■ **TASK**
Your output should consist of every record, copied exactly.

(Source records)

BEGIN

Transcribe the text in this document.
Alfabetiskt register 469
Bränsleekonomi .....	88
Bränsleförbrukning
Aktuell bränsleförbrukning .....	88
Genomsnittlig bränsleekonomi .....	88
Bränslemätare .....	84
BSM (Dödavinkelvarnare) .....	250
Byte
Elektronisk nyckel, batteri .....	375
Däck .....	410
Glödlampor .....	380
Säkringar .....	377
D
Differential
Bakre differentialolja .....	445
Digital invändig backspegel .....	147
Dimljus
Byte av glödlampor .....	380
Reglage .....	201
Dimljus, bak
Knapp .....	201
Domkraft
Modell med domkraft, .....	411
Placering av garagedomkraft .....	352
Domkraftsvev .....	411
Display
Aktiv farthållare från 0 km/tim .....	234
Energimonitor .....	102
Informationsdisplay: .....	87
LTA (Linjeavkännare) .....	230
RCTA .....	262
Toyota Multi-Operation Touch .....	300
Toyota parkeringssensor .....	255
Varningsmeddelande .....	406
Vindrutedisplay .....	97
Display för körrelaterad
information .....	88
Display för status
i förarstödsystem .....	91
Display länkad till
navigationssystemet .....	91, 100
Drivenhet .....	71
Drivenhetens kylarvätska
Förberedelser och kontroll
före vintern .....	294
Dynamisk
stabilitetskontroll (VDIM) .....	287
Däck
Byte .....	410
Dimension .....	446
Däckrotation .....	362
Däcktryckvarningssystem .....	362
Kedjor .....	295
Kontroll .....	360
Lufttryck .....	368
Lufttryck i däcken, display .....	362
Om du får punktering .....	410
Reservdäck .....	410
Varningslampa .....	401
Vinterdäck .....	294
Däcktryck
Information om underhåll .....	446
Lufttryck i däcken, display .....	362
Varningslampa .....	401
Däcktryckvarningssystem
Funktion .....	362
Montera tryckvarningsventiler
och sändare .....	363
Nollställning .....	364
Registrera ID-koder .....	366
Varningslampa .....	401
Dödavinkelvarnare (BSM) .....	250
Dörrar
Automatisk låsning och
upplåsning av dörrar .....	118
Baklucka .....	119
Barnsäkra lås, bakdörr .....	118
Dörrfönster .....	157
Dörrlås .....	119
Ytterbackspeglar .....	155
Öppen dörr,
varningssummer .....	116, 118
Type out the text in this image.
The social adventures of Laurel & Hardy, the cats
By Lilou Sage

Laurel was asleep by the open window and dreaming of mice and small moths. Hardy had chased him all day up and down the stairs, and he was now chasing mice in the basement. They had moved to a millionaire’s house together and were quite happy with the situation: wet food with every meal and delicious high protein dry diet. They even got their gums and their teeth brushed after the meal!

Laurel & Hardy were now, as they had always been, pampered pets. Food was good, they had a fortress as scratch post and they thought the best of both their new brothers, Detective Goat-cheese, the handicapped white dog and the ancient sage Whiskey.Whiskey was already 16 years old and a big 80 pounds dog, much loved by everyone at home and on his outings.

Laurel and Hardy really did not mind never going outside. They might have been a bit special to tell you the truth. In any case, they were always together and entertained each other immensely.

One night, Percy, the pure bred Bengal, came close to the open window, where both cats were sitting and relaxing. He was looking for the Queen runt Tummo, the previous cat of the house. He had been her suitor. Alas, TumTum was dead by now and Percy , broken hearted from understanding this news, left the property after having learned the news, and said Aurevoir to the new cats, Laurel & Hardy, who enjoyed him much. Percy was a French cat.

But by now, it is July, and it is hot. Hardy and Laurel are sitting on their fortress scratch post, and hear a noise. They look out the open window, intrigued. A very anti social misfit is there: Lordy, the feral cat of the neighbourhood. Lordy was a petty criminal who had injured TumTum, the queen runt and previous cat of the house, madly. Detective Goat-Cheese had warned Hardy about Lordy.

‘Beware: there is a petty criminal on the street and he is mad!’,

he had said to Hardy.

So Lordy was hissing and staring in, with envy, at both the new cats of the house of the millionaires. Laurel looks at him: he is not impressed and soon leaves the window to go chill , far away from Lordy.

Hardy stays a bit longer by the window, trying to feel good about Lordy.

END

■ **PROBLEM SOLUTION**
Transcribe the text in this document.
Alfabetiskt register 469
Bränsleekonomi .....	88
Bränsleförbrukning
Aktuell bränsleförbrukning .....	88
Genomsnittlig bränsleekonomi .....	88
Bränslemätare .....	84
BSM (Dödavinkelvarnare) .....	250
Byte
Elektronisk nyckel, batteri .....	375
Däck .....	410
Glödlampor .....	380
Säkringar .....	377
D
Differential
Bakre differentialolja .....	445
Digital invändig backspegel .....	147
Dimljus
Byte av glödlampor .....	380
Reglage .....	201
Dimljus, bak
Knapp .....	201
Domkraft
Modell med domkraft, .....	411
Placering av garagedomkraft .....	352
Domkraftsvev .....	411
Display
Aktiv farthållare från 0 km/tim .....	234
Energimonitor .....	102
Informationsdisplay: .....	87
LTA (Linjeavkännare) .....	230
RCTA .....	262
Toyota Multi-Operation Touch .....	300
Toyota parkeringssensor .....	255
Varningsmeddelande .....	406
Vindrutedisplay .....	97
Display för körrelaterad
information .....	88
Display för status
i förarstödsystem .....	91
Display länkad till
navigationssystemet .....	91, 100
Drivenhet .....	71
Drivenhetens kylarvätska
Förberedelser och kontroll
före vintern .....	294
Dynamisk
stabilitetskontroll (VDIM) .....	287
Däck
Byte .....	410
Dimension .....	446
Däckrotation .....	362
Däcktryckvarningssystem .....	362
Kedjor .....	295
Kontroll .....	360
Lufttryck .....	368
Lufttryck i däcken, display .....	362
Om du får punktering .....	410
Reservdäck .....	410
Varningslampa .....	401
Vinterdäck .....	294
Däcktryck
Information om underhåll .....	446
Lufttryck i däcken, display .....	362
Varningslampa .....	401
Däcktryckvarningssystem
Funktion .....	362
Montera tryckvarningsventiler
och sändare .....	363
Nollställning .....	364
Registrera ID-koder .....	366
Varningslampa .....	401
Dödavinkelvarnare (BSM) .....	250
Dörrar
Automatisk låsning och
upplåsning av dörrar .....	118
Baklucka .....	119
Barnsäkra lås, bakdörr .....	118
Dörrfönster .....	157
Dörrlås .....	119
Ytterbackspeglar .....	155
Öppen dörr,
varningssummer .....	116, 118
Type out the text in this image.
The social adventures of Laurel & Hardy, the cats
By Lilou Sage

Laurel was asleep by the open window and dreaming of mice and small moths. Hardy had chased him all day up and down the stairs, and he was now chasing mice in the basement. They had moved to a millionaire’s house together and were quite happy with the situation: wet food with every meal and delicious high protein dry diet. They even got their gums and their teeth brushed after the meal!

Laurel & Hardy were now, as they had always been, pampered pets. Food was good, they had a fortress as scratch post and they thought the best of both their new brothers, Detective Goat-cheese, the handicapped white dog and the ancient sage Whiskey.Whiskey was already 16 years old and a big 80 pounds dog, much loved by everyone at home and on his outings.

Laurel and Hardy really did not mind never going outside. They might have been a bit special to tell you the truth. In any case, they were always together and entertained each other immensely.

One night, Percy, the pure bred Bengal, came close to the open window, where both cats were sitting and relaxing. He was looking for the Queen runt Tummo, the previous cat of the house. He had been her suitor. Alas, TumTum was dead by now and Percy , broken hearted from understanding this news, left the property after having learned the news, and said Aurevoir to the new cats, Laurel & Hardy, who enjoyed him much. Percy was a French cat.

But by now, it is July, and it is hot. Hardy and Laurel are sitting on their fortress scratch post, and hear a noise. They look out the open window, intrigued. A very anti social misfit is there: Lordy, the feral cat of the neighbourhood. Lordy was a petty criminal who had injured TumTum, the queen runt and previous cat of the house, madly. Detective Goat-Cheese had warned Hardy about Lordy.

‘Beware: there is a petty criminal on the street and he is mad!’,

he had said to Hardy.

So Lordy was hissing and staring in, with envy, at both the new cats of the house of the millionaires. Laurel looks at him: he is not impressed and soon leaves the window to go chill , far away from Lordy.

Hardy stays a bit longer by the window, trying to feel good about Lordy.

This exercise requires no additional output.